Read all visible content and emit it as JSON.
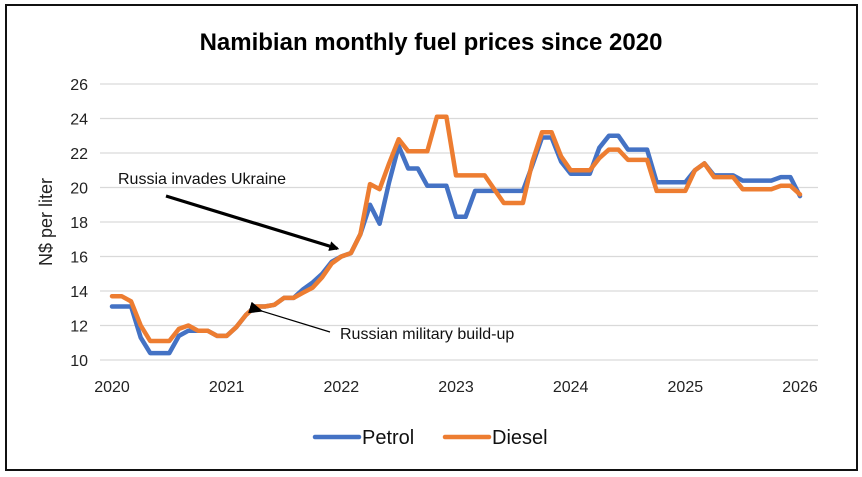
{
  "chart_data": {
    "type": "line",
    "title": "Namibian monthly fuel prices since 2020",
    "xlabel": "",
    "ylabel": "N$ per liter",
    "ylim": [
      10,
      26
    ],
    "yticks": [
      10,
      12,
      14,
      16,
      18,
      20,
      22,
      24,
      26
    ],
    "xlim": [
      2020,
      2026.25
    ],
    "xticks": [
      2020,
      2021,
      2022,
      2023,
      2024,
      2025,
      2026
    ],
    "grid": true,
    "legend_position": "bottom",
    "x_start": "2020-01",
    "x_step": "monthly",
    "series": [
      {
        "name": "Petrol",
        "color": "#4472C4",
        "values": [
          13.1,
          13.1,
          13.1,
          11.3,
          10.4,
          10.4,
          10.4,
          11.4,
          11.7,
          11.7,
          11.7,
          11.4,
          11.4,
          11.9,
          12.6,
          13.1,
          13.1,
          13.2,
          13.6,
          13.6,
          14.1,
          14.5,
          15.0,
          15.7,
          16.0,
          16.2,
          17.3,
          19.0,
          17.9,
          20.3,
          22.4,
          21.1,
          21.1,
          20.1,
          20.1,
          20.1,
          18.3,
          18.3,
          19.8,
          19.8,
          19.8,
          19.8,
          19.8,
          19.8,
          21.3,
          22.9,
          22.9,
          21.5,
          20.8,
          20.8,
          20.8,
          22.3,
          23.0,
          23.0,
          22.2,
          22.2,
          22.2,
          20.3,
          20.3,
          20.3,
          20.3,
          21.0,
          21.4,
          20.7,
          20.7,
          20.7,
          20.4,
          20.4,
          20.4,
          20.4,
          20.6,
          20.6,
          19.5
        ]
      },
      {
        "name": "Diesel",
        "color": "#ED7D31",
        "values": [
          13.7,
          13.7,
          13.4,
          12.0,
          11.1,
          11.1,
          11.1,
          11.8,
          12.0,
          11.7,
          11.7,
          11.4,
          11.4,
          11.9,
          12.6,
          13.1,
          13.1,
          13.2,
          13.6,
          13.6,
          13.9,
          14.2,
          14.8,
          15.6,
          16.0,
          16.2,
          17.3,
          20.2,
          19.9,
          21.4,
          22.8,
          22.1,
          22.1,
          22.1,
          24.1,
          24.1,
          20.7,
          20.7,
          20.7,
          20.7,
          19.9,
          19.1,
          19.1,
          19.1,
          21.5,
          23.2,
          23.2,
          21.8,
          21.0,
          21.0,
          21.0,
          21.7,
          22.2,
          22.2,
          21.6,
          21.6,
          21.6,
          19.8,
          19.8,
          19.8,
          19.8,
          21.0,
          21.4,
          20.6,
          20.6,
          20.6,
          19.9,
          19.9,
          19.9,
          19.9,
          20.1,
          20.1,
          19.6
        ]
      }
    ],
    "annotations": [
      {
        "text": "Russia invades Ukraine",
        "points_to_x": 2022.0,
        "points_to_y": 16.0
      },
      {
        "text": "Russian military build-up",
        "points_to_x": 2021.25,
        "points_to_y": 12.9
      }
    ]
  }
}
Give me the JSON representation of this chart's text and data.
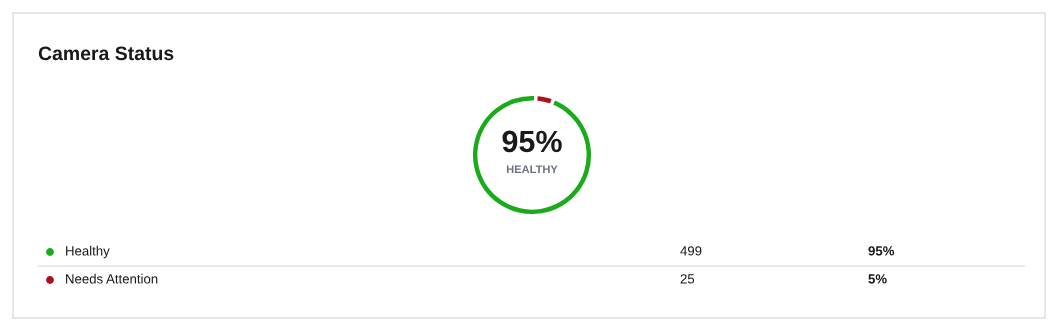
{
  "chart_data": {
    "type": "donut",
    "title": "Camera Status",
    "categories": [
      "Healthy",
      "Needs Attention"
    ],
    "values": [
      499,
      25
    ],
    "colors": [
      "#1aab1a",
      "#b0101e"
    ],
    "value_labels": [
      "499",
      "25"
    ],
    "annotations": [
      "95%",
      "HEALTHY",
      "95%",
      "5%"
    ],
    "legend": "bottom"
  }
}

··········

▸ **THE EXERCISE**:
Find each line holding "monthly". Copy it out.

▸ **RIGHT ANSWER**:
    "title": "Namibian monthly fuel prices since 2020",
    "x_step": "monthly",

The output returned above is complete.